> Task instructions: From the entries below, copy every line that holds the word "JSON".

-- Start Supplied data --

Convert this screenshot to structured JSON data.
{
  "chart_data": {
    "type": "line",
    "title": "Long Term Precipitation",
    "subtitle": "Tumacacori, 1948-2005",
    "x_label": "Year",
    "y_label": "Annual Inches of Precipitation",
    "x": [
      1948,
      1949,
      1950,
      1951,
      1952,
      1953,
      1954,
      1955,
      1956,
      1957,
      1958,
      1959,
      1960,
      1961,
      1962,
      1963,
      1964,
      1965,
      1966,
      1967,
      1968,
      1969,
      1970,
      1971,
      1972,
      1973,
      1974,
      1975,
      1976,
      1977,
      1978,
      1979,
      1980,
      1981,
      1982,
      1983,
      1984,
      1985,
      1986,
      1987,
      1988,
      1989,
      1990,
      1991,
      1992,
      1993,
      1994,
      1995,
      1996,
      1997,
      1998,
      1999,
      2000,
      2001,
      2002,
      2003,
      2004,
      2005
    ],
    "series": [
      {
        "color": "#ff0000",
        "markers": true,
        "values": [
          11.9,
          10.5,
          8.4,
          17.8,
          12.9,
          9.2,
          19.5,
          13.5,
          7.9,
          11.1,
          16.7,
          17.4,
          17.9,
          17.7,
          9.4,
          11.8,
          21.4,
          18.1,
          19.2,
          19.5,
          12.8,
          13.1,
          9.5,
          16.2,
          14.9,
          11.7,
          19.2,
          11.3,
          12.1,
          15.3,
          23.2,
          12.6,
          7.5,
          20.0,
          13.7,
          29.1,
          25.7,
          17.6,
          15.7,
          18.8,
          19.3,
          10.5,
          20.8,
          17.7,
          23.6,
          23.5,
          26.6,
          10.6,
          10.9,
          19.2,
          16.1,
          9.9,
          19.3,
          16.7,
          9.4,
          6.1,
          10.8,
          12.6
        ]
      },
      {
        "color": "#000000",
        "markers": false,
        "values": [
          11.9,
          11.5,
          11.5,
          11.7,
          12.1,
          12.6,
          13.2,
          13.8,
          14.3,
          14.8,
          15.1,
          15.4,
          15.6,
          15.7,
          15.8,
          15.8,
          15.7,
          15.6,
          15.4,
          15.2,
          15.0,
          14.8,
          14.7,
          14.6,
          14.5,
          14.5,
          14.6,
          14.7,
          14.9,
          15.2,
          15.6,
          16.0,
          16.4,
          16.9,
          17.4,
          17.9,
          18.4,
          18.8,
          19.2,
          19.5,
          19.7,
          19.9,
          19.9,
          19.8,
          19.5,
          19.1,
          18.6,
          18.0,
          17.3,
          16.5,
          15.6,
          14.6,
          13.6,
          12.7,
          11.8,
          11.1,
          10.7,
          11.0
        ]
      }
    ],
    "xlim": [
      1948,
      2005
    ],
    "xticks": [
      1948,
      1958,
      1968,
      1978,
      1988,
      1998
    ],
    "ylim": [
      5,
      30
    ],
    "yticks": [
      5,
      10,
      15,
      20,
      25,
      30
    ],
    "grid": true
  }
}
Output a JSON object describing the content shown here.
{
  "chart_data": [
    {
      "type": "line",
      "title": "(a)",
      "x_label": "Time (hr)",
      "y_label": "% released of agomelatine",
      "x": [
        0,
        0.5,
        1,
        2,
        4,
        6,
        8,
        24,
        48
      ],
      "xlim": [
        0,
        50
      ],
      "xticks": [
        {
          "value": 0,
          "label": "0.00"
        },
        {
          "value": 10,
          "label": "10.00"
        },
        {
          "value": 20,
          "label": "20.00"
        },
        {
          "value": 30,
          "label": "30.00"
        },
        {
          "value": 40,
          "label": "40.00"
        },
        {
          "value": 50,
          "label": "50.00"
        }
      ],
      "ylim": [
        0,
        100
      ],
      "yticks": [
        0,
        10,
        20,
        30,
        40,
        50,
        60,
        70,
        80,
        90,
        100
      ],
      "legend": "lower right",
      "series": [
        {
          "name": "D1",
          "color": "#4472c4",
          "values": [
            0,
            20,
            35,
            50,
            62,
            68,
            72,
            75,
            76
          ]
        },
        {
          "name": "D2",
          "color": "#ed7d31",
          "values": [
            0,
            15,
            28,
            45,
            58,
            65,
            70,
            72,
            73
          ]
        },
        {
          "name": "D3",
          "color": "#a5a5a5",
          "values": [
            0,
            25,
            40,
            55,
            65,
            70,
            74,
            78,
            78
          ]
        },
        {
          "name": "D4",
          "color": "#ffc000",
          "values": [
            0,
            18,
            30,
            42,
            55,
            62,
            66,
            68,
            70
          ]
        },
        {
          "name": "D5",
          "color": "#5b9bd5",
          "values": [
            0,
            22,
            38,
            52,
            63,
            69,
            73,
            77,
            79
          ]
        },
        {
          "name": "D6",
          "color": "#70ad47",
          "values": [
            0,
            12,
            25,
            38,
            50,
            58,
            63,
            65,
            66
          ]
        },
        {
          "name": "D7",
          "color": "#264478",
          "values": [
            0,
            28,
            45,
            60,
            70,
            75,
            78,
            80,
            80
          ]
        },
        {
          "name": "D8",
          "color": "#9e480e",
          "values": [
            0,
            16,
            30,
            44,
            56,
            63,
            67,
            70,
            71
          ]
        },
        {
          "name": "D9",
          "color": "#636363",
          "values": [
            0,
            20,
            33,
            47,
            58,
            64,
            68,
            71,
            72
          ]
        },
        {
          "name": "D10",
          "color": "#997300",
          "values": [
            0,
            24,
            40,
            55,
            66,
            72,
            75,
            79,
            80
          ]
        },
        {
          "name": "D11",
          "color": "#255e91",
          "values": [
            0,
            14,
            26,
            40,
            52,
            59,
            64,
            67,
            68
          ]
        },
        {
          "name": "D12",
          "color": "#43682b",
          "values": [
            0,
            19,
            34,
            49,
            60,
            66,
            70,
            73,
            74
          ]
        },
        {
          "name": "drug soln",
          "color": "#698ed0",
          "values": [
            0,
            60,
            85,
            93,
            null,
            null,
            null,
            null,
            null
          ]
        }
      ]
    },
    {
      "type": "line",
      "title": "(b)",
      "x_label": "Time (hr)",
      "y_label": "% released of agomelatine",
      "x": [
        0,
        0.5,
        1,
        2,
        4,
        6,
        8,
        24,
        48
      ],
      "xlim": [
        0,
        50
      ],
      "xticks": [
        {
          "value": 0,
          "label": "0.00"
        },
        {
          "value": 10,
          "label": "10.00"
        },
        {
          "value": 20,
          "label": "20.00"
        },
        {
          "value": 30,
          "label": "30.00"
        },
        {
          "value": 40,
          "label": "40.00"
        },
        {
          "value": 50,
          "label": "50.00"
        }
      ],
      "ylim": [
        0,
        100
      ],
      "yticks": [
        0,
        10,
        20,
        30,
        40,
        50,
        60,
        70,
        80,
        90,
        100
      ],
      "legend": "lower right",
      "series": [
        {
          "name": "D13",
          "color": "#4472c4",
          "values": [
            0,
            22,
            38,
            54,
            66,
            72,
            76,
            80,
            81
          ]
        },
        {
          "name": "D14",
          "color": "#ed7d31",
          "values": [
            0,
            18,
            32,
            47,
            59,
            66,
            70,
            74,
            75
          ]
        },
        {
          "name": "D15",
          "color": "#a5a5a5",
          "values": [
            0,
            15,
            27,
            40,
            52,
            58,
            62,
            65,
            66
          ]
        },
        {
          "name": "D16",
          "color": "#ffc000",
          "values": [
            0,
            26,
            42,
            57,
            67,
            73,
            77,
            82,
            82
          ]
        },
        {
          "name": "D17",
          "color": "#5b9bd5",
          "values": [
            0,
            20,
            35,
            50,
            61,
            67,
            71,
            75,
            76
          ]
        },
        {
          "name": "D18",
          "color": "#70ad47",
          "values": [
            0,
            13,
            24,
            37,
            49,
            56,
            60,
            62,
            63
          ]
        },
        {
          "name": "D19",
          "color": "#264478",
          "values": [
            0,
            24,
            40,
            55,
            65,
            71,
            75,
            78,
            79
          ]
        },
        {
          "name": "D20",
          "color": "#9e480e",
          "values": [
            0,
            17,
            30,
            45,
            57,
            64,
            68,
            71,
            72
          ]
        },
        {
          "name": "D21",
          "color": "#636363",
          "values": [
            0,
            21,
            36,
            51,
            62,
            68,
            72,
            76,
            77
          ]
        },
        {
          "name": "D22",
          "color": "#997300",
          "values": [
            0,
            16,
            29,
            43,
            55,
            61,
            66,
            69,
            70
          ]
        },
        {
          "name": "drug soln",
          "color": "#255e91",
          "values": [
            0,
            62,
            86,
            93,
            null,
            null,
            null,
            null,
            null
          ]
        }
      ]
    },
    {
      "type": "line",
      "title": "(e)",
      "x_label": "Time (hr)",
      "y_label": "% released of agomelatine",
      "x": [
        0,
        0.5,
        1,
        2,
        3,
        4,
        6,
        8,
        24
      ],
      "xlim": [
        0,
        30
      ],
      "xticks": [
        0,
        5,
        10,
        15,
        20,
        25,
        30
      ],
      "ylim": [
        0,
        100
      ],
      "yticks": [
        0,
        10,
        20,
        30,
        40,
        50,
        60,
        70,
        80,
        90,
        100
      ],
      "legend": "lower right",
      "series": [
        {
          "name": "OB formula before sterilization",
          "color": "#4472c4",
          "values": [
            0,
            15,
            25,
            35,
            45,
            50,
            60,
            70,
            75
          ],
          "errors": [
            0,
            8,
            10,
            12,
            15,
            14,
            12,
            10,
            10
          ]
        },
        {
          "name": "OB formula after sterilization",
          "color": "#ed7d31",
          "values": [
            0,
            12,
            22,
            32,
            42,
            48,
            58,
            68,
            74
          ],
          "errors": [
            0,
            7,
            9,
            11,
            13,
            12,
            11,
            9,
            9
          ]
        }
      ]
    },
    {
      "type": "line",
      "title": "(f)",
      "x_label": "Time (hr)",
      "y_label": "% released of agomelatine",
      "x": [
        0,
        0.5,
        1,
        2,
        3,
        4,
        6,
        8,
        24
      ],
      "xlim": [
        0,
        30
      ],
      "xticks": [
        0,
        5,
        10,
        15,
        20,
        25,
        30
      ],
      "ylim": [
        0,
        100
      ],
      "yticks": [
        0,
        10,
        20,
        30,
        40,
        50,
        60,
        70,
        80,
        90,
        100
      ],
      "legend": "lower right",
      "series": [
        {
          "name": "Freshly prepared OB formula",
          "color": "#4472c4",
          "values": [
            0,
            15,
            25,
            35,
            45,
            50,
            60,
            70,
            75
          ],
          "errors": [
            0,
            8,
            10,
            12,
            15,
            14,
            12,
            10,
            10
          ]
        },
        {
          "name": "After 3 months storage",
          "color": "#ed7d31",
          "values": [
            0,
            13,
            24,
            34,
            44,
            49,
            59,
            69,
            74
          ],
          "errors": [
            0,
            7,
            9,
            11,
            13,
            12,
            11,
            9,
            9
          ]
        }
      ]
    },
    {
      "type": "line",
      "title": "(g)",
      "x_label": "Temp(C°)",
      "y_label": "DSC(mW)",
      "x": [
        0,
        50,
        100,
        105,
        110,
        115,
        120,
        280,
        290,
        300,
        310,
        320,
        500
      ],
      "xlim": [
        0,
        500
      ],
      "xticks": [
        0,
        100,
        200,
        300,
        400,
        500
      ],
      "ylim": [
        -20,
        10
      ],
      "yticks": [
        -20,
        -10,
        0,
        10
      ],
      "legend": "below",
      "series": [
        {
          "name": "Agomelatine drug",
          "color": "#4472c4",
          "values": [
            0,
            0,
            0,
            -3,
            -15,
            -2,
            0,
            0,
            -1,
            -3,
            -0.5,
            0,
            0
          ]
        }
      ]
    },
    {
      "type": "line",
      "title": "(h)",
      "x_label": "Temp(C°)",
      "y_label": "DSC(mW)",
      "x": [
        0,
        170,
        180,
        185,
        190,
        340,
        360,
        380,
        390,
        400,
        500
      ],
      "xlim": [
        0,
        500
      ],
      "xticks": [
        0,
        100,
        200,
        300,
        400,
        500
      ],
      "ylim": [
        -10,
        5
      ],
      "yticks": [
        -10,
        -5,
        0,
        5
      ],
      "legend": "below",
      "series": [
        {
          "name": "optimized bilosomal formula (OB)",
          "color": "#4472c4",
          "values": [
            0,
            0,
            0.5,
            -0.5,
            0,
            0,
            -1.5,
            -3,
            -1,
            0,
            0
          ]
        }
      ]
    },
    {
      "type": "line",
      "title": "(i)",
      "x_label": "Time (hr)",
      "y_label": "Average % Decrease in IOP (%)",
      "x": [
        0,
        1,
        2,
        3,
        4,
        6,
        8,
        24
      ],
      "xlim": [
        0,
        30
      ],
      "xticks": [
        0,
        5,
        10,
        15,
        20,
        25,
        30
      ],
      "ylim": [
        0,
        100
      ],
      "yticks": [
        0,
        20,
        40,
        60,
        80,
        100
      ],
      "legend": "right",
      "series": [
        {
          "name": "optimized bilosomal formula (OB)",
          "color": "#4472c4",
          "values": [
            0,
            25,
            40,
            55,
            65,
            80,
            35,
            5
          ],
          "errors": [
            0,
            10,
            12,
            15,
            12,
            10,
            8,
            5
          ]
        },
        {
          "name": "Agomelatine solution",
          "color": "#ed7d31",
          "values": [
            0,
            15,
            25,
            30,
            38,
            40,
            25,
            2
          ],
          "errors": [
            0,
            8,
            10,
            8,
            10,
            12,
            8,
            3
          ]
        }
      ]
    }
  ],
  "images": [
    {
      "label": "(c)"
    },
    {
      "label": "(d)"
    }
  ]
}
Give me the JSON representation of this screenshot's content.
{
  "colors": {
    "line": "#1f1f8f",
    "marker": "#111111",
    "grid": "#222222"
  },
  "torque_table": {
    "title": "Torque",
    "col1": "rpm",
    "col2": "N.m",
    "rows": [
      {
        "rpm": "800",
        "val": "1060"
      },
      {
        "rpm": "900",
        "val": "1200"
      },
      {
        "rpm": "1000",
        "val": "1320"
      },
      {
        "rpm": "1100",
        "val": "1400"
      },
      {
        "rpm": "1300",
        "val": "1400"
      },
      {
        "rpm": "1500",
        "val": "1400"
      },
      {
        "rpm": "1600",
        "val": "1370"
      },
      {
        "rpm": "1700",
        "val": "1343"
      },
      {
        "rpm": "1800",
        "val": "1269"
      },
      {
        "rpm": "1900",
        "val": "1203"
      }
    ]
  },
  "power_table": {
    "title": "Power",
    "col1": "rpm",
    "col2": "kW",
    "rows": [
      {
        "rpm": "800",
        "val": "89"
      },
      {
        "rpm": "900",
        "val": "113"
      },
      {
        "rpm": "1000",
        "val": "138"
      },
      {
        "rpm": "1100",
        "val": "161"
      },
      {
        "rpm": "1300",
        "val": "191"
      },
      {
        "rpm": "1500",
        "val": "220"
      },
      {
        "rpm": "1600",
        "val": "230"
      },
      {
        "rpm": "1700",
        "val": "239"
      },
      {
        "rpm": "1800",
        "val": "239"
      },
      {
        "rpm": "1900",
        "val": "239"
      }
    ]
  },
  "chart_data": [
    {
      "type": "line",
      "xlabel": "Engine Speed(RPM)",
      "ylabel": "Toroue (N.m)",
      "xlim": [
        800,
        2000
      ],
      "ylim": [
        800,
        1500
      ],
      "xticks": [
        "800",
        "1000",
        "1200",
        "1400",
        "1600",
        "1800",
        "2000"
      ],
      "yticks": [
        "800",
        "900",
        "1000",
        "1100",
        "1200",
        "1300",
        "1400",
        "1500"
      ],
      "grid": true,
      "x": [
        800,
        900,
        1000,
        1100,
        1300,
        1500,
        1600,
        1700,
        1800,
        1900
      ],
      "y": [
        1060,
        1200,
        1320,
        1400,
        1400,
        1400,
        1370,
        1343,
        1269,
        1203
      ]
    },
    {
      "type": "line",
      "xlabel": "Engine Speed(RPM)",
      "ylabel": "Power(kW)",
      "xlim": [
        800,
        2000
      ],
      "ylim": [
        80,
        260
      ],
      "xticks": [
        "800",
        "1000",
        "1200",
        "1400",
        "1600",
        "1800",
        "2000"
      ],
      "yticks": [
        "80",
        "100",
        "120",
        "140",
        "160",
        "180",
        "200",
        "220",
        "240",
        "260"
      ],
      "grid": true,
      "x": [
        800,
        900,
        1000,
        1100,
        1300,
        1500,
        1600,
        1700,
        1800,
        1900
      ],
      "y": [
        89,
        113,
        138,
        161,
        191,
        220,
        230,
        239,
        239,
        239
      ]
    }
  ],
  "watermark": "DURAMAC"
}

-- End Supplied data --

> Exercise solution:
Convert this screenshot to structured JSON data.
Output a JSON object describing the content shown here.
Give me the JSON representation of this screenshot's content.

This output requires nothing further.